For the word "APPROVED", find each line in the entries where it occurs and copy that line.

◆ Document layout analysis data:
[Start of section]
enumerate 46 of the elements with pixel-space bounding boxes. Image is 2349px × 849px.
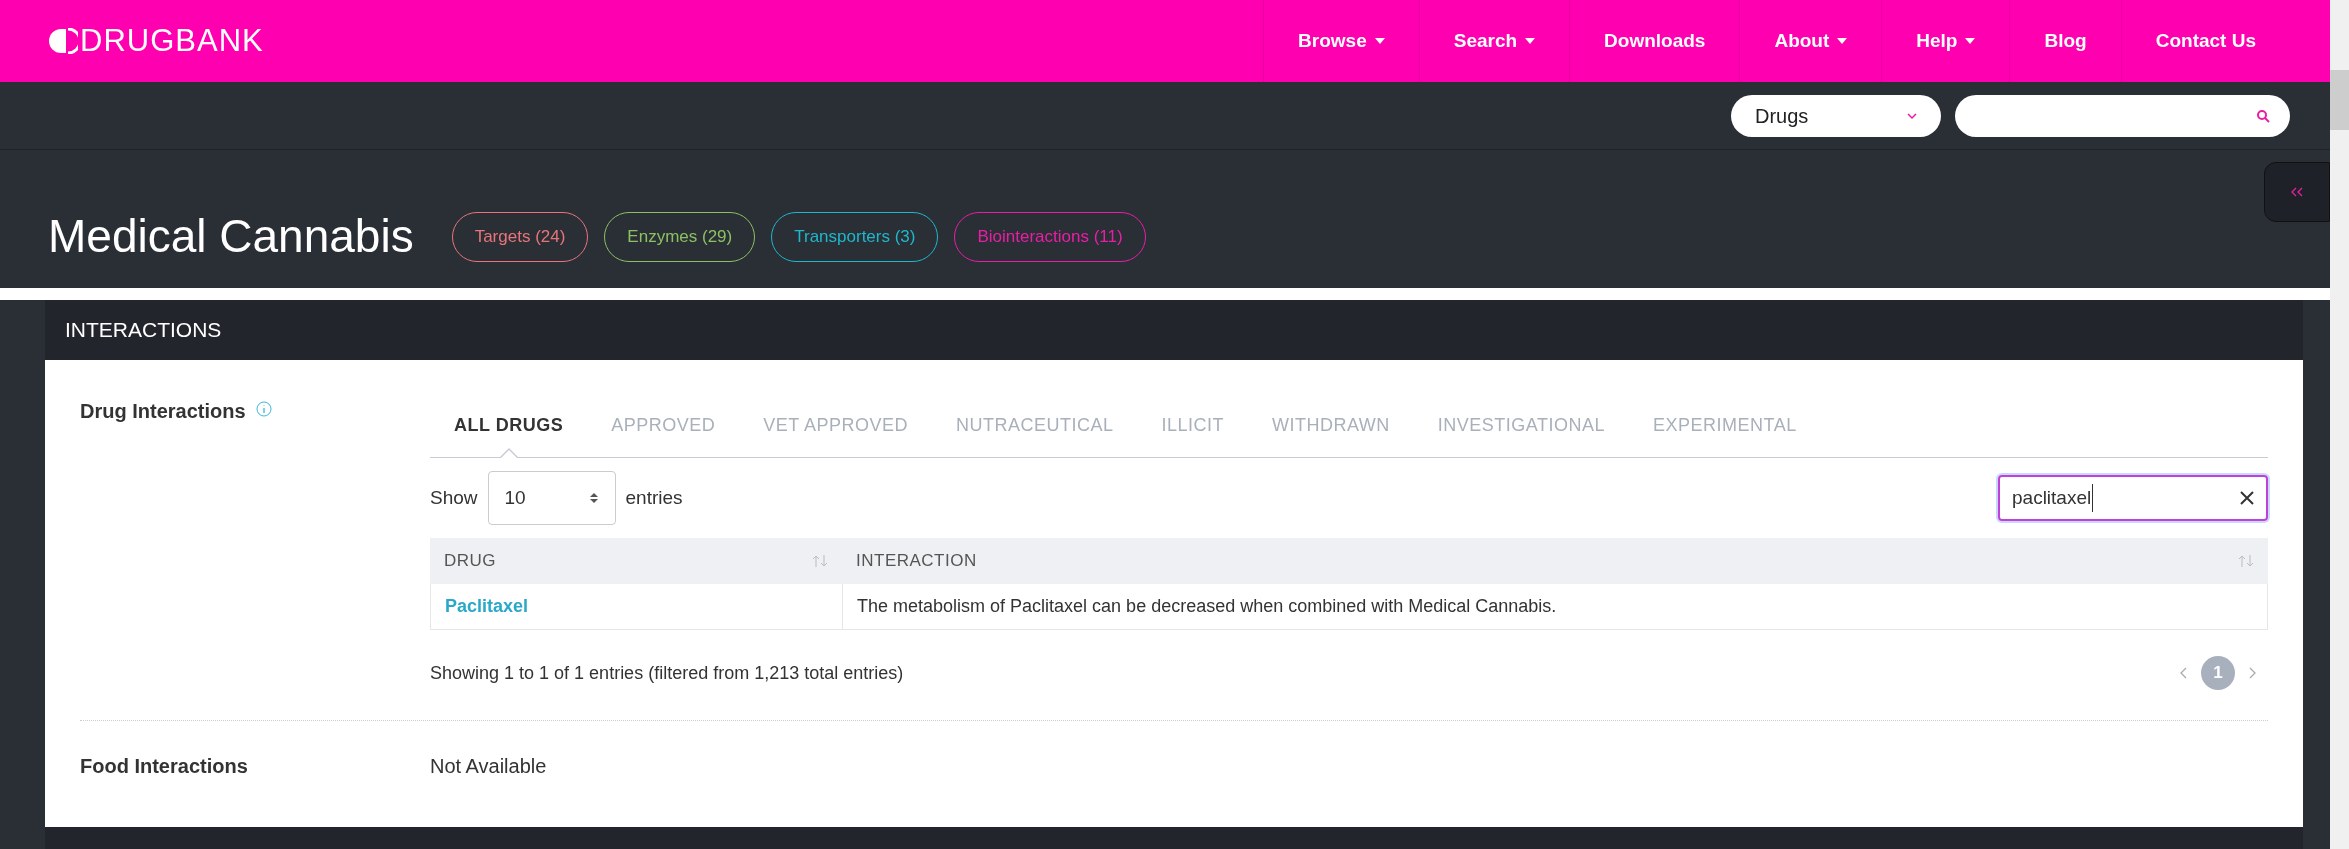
sort-icon[interactable] xyxy=(812,554,828,568)
table-cell-text: The metabolism of Paclitaxel can be decreased when combined with Medical Cannabis. xyxy=(857,595,1557,618)
brand-logo[interactable]: DRUGBANK xyxy=(80,17,264,65)
scrollbar-thumb[interactable] xyxy=(2330,70,2349,130)
search-field[interactable] xyxy=(1955,94,2290,137)
caret-icon xyxy=(1374,38,1385,44)
badge-link[interactable]: Biointeractions (11) xyxy=(954,211,1146,262)
table-info: Showing 1 to 1 of 1 entries (filtered from 1,213 total entries) xyxy=(430,661,904,685)
page-size-select[interactable]: 10 xyxy=(487,471,616,525)
chevron-down-icon xyxy=(1907,111,1917,120)
pill-logo-icon xyxy=(48,28,78,54)
collapse-button[interactable] xyxy=(2264,162,2330,222)
search-icon xyxy=(2256,108,2270,123)
filter-tab[interactable]: VET APPROVED xyxy=(739,412,932,457)
caret-icon xyxy=(1837,38,1848,44)
section-title: INTERACTIONS xyxy=(65,317,222,344)
filter-tab[interactable]: WITHDRAWN xyxy=(1247,412,1414,457)
drug-link[interactable]: Paclitaxel xyxy=(445,593,529,620)
filter-tab[interactable]: APPROVED xyxy=(587,412,740,457)
caret-icon xyxy=(1525,38,1536,44)
double-chevron-left-icon xyxy=(2290,187,2304,197)
badge-link[interactable]: Transporters (3) xyxy=(771,211,939,262)
info-icon[interactable] xyxy=(255,401,272,417)
field-label: Food Interactions xyxy=(80,754,249,779)
previous-page-icon[interactable] xyxy=(2180,667,2187,679)
sort-icon[interactable] xyxy=(2238,554,2254,568)
category-select[interactable]: Drugs xyxy=(1731,94,1941,137)
column-header[interactable]: INTERACTION xyxy=(856,548,977,574)
filter-field[interactable]: paclitaxel xyxy=(1998,475,2268,521)
clear-icon[interactable] xyxy=(2240,491,2254,505)
show-label: Show xyxy=(430,485,478,510)
filter-tab[interactable]: NUTRACEUTICAL xyxy=(931,412,1138,457)
badge-link[interactable]: Enzymes (29) xyxy=(604,211,756,262)
filter-tab[interactable]: EXPERIMENTAL xyxy=(1629,412,1821,457)
page-title: Medical Cannabis xyxy=(48,209,414,264)
filter-tab[interactable]: ALL DRUGS xyxy=(430,412,588,457)
filter-tab[interactable]: ILLICIT xyxy=(1137,412,1248,457)
entries-label: entries xyxy=(625,485,683,510)
filter-tab[interactable]: INVESTIGATIONAL xyxy=(1413,412,1629,457)
caret-icon xyxy=(1965,38,1976,44)
column-header[interactable]: DRUG xyxy=(444,548,497,574)
field-value: Not Available xyxy=(430,754,547,779)
field-label: Drug Interactions xyxy=(80,399,246,424)
page-button[interactable]: 1 xyxy=(2201,656,2235,690)
next-page-icon[interactable] xyxy=(2249,667,2256,679)
sort-updown-icon xyxy=(588,491,599,505)
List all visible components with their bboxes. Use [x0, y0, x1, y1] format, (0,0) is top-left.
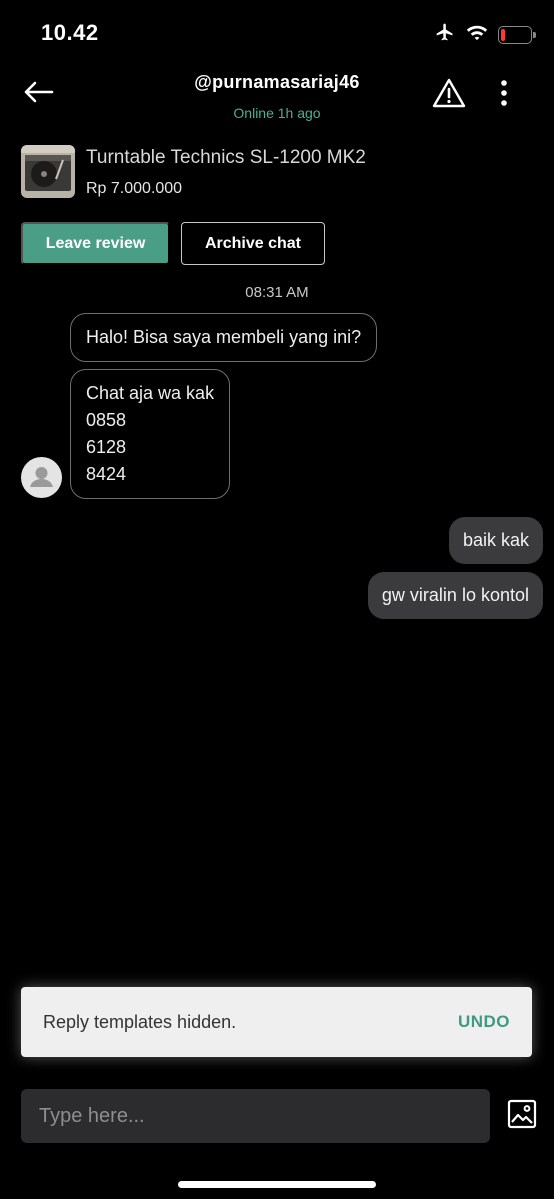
avatar[interactable]: [21, 457, 62, 498]
status-icons: [434, 22, 536, 47]
status-time: 10.42: [41, 20, 99, 45]
leave-review-button[interactable]: Leave review: [21, 222, 170, 265]
snackbar-message: Reply templates hidden.: [43, 1011, 237, 1032]
home-indicator[interactable]: [178, 1181, 376, 1188]
product-price: Rp 7.000.000: [86, 180, 183, 197]
chat-username[interactable]: @purnamasariaj46: [0, 72, 554, 93]
message-bubble-outgoing[interactable]: gw viralin lo kontol: [367, 572, 543, 619]
report-button[interactable]: [430, 76, 468, 114]
product-thumbnail[interactable]: [21, 145, 75, 198]
online-status: Online 1h ago: [233, 105, 321, 121]
message-timestamp: 08:31 AM: [245, 284, 309, 301]
battery-icon: [498, 25, 536, 44]
product-name[interactable]: Turntable Technics SL-1200 MK2: [86, 147, 366, 169]
message-bubble-outgoing[interactable]: baik kak: [448, 517, 543, 564]
airplane-icon: [434, 22, 456, 47]
snackbar: Reply templates hidden. UNDO: [21, 987, 532, 1057]
archive-chat-button[interactable]: Archive chat: [181, 222, 325, 265]
message-bubble-incoming[interactable]: Halo! Bisa saya membeli yang ini?: [70, 313, 378, 362]
warning-icon: [432, 77, 466, 114]
undo-button[interactable]: UNDO: [458, 1012, 510, 1032]
battery-level: [501, 28, 505, 41]
more-vertical-icon: [500, 79, 508, 112]
wifi-icon: [466, 23, 488, 46]
message-bubble-incoming[interactable]: Chat aja wa kak 0858 6128 8424: [70, 369, 231, 499]
image-gallery-icon: [507, 1099, 537, 1134]
default-user-icon: [21, 467, 62, 498]
message-input[interactable]: [21, 1089, 490, 1143]
more-options-button[interactable]: [490, 76, 518, 114]
attach-image-button[interactable]: [506, 1099, 538, 1134]
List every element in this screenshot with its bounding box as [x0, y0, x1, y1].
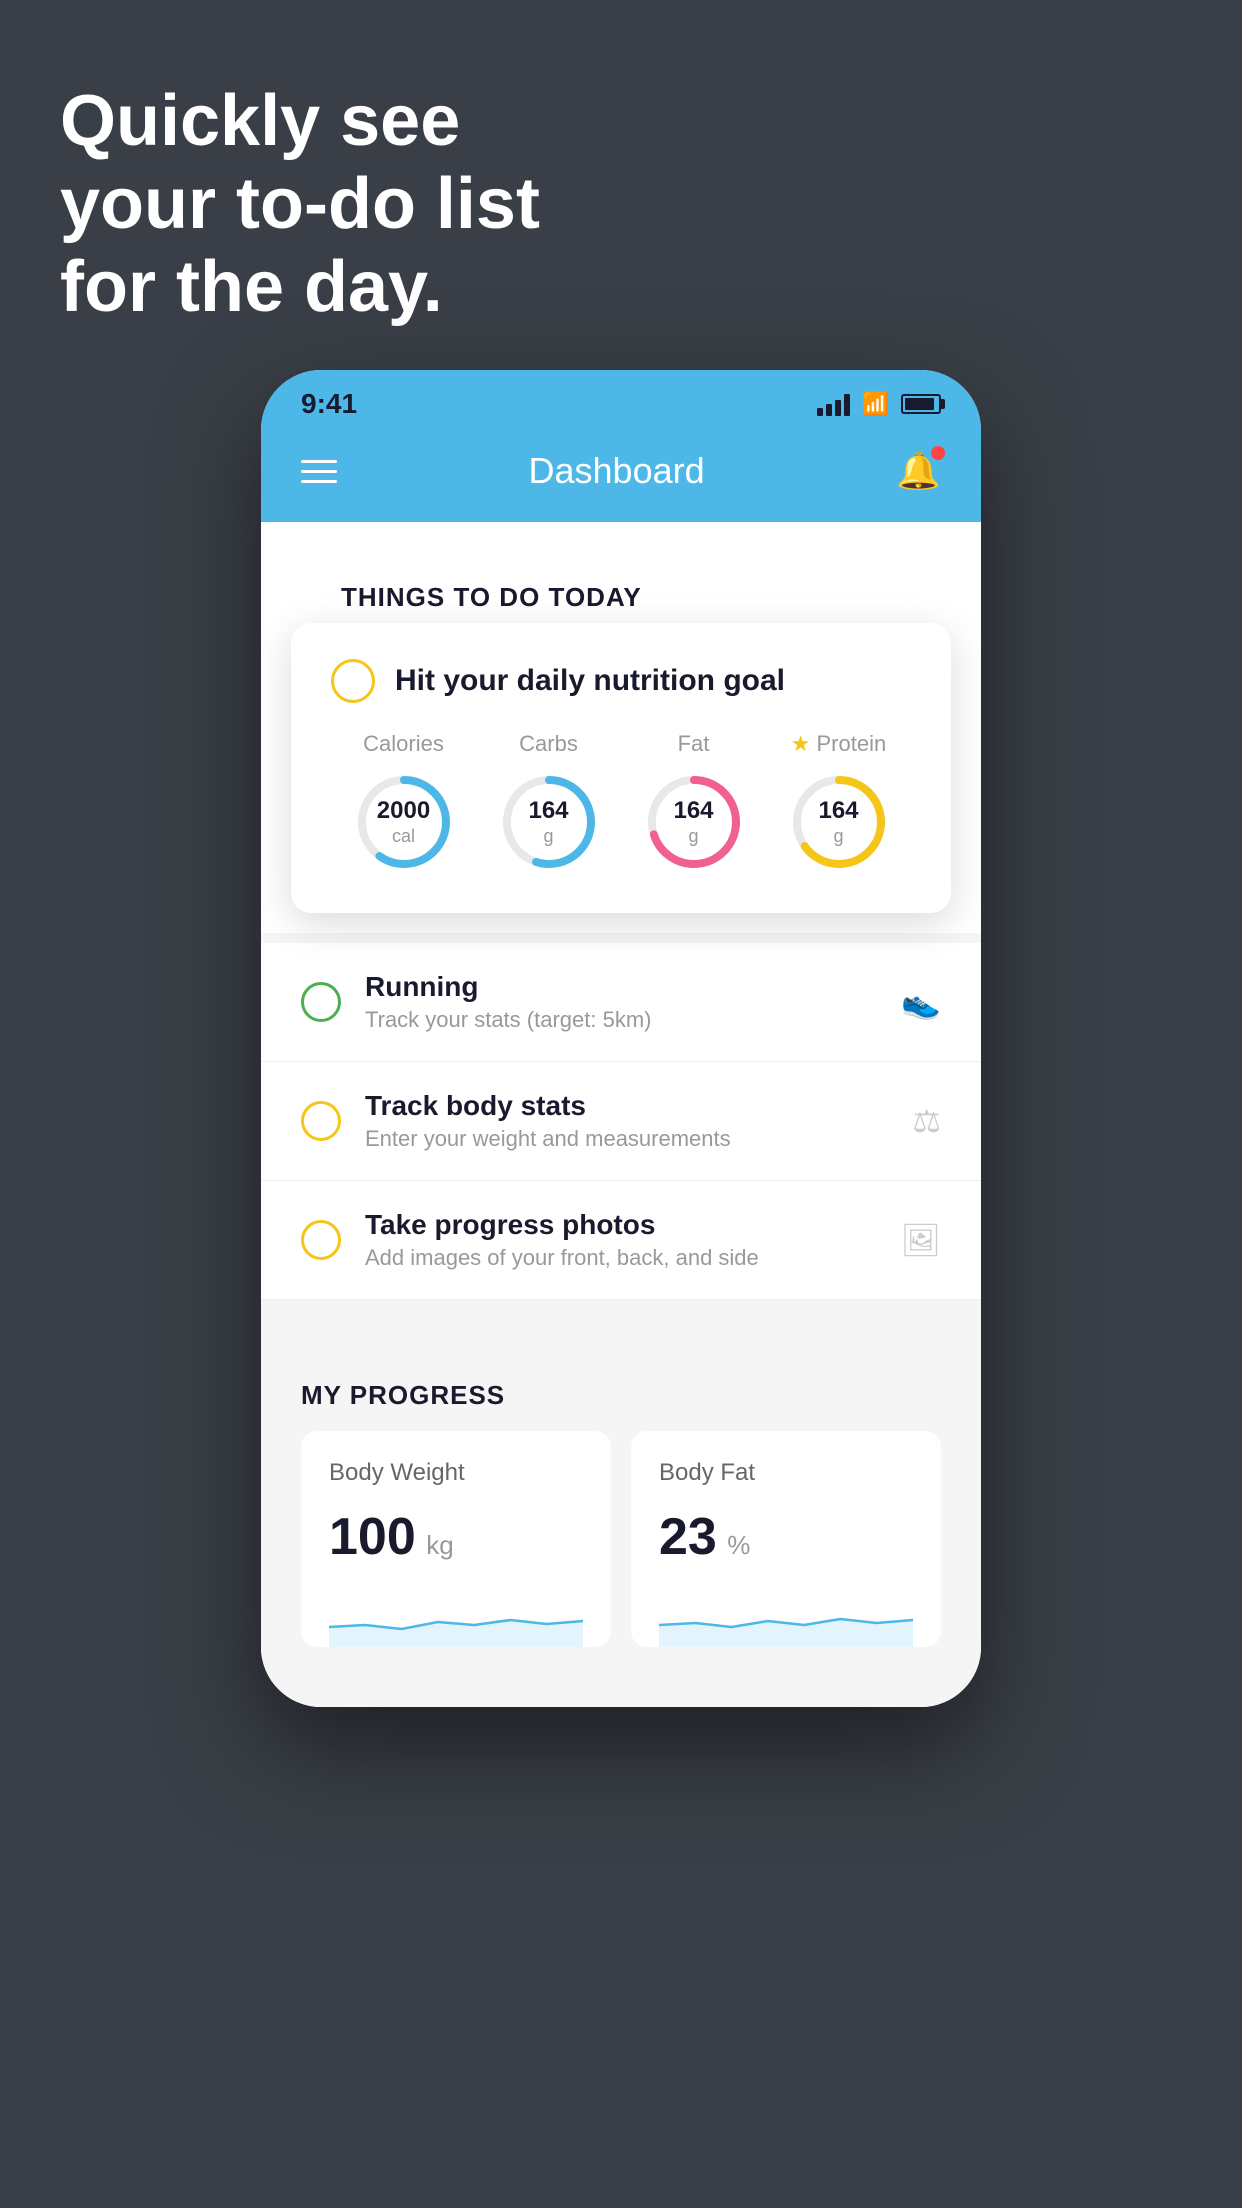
- nutrition-fat: Fat 164 g: [639, 731, 749, 877]
- body-fat-sparkline: [659, 1587, 913, 1647]
- body-fat-unit: %: [727, 1530, 750, 1560]
- progress-cards: Body Weight 100 kg Body Fat: [301, 1431, 941, 1647]
- scale-icon: ⚖: [912, 1102, 941, 1140]
- todo-text-body-stats: Track body stats Enter your weight and m…: [365, 1090, 888, 1152]
- body-fat-card[interactable]: Body Fat 23 %: [631, 1431, 941, 1647]
- body-fat-value: 23: [659, 1508, 717, 1566]
- todo-text-running: Running Track your stats (target: 5km): [365, 971, 877, 1033]
- notification-button[interactable]: 🔔: [896, 450, 941, 492]
- status-time: 9:41: [301, 388, 357, 420]
- status-bar: 9:41 📶: [261, 370, 981, 430]
- todo-circle-running: [301, 982, 341, 1022]
- menu-button[interactable]: [301, 460, 337, 483]
- body-weight-title: Body Weight: [329, 1459, 583, 1487]
- calories-label: Calories: [363, 731, 444, 757]
- hero-text: Quickly see your to-do list for the day.: [60, 80, 540, 328]
- carbs-label: Carbs: [519, 731, 578, 757]
- nutrition-circles: Calories 2000 cal: [331, 731, 911, 877]
- todo-text-photos: Take progress photos Add images of your …: [365, 1209, 876, 1271]
- body-weight-value: 100: [329, 1508, 416, 1566]
- battery-icon: [901, 394, 941, 414]
- star-icon: ★: [791, 731, 811, 757]
- todo-list: Running Track your stats (target: 5km) 👟…: [261, 943, 981, 1300]
- wifi-icon: 📶: [862, 391, 889, 417]
- protein-ring: 164 g: [784, 767, 894, 877]
- calories-ring: 2000 cal: [349, 767, 459, 877]
- signal-icon: [817, 392, 850, 416]
- body-fat-title: Body Fat: [659, 1459, 913, 1487]
- protein-label: ★ Protein: [791, 731, 886, 757]
- todo-item-photos[interactable]: Take progress photos Add images of your …: [261, 1181, 981, 1300]
- todo-circle-photos: [301, 1220, 341, 1260]
- progress-section-title: MY PROGRESS: [301, 1380, 941, 1411]
- nutrition-card[interactable]: Hit your daily nutrition goal Calories: [291, 623, 951, 913]
- section-title-todo: THINGS TO DO TODAY: [301, 552, 941, 623]
- body-weight-card[interactable]: Body Weight 100 kg: [301, 1431, 611, 1647]
- notification-badge: [931, 446, 945, 460]
- status-icons: 📶: [817, 391, 941, 417]
- progress-section: MY PROGRESS Body Weight 100 kg: [261, 1340, 981, 1667]
- todo-item-body-stats[interactable]: Track body stats Enter your weight and m…: [261, 1062, 981, 1181]
- photo-icon: 🖼: [900, 1221, 941, 1259]
- carbs-ring: 164 g: [494, 767, 604, 877]
- todo-circle-nutrition: [331, 659, 375, 703]
- app-header: Dashboard 🔔: [261, 430, 981, 522]
- nutrition-protein: ★ Protein 164 g: [784, 731, 894, 877]
- fat-ring: 164 g: [639, 767, 749, 877]
- running-icon: 👟: [901, 983, 941, 1021]
- todo-circle-body-stats: [301, 1101, 341, 1141]
- body-weight-sparkline: [329, 1587, 583, 1647]
- nutrition-card-title: Hit your daily nutrition goal: [395, 664, 785, 698]
- fat-label: Fat: [678, 731, 710, 757]
- content-area: THINGS TO DO TODAY Hit your daily nutrit…: [261, 522, 981, 1707]
- body-weight-unit: kg: [426, 1530, 453, 1560]
- header-title: Dashboard: [529, 450, 705, 492]
- nutrition-calories: Calories 2000 cal: [349, 731, 459, 877]
- nutrition-carbs: Carbs 164 g: [494, 731, 604, 877]
- phone-mockup: 9:41 📶 Dashboard 🔔 THINGS TO DO TODAY: [261, 370, 981, 1707]
- todo-item-running[interactable]: Running Track your stats (target: 5km) 👟: [261, 943, 981, 1062]
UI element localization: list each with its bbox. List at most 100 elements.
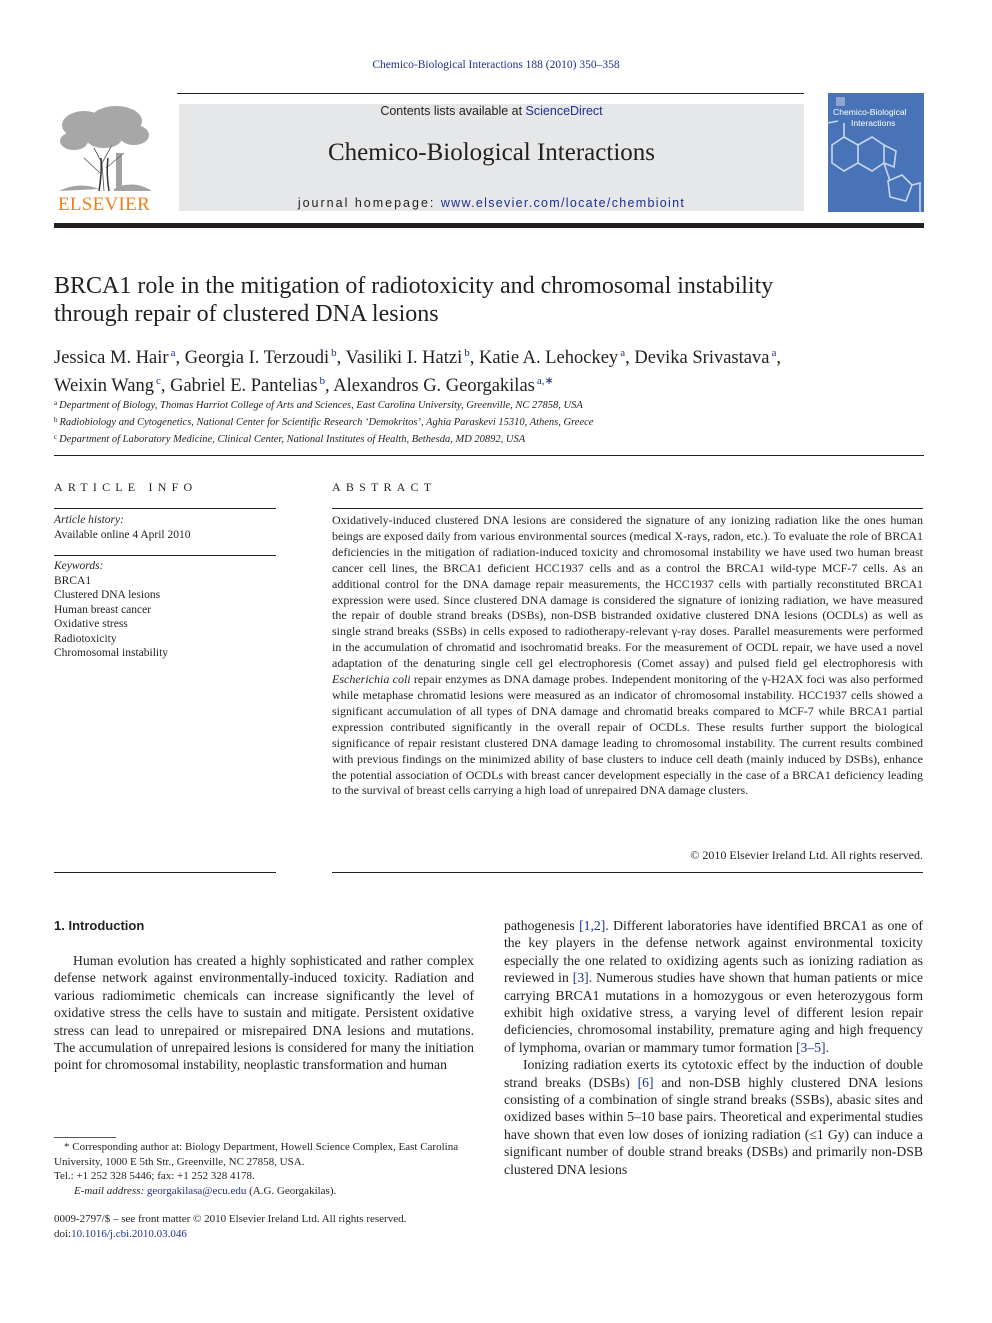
[End of section]
◆ EXPECTED ANSWER:
filter-tab[interactable]: VET APPROVED xyxy=(739,412,932,457)
filter-tab[interactable]: APPROVED xyxy=(587,412,740,457)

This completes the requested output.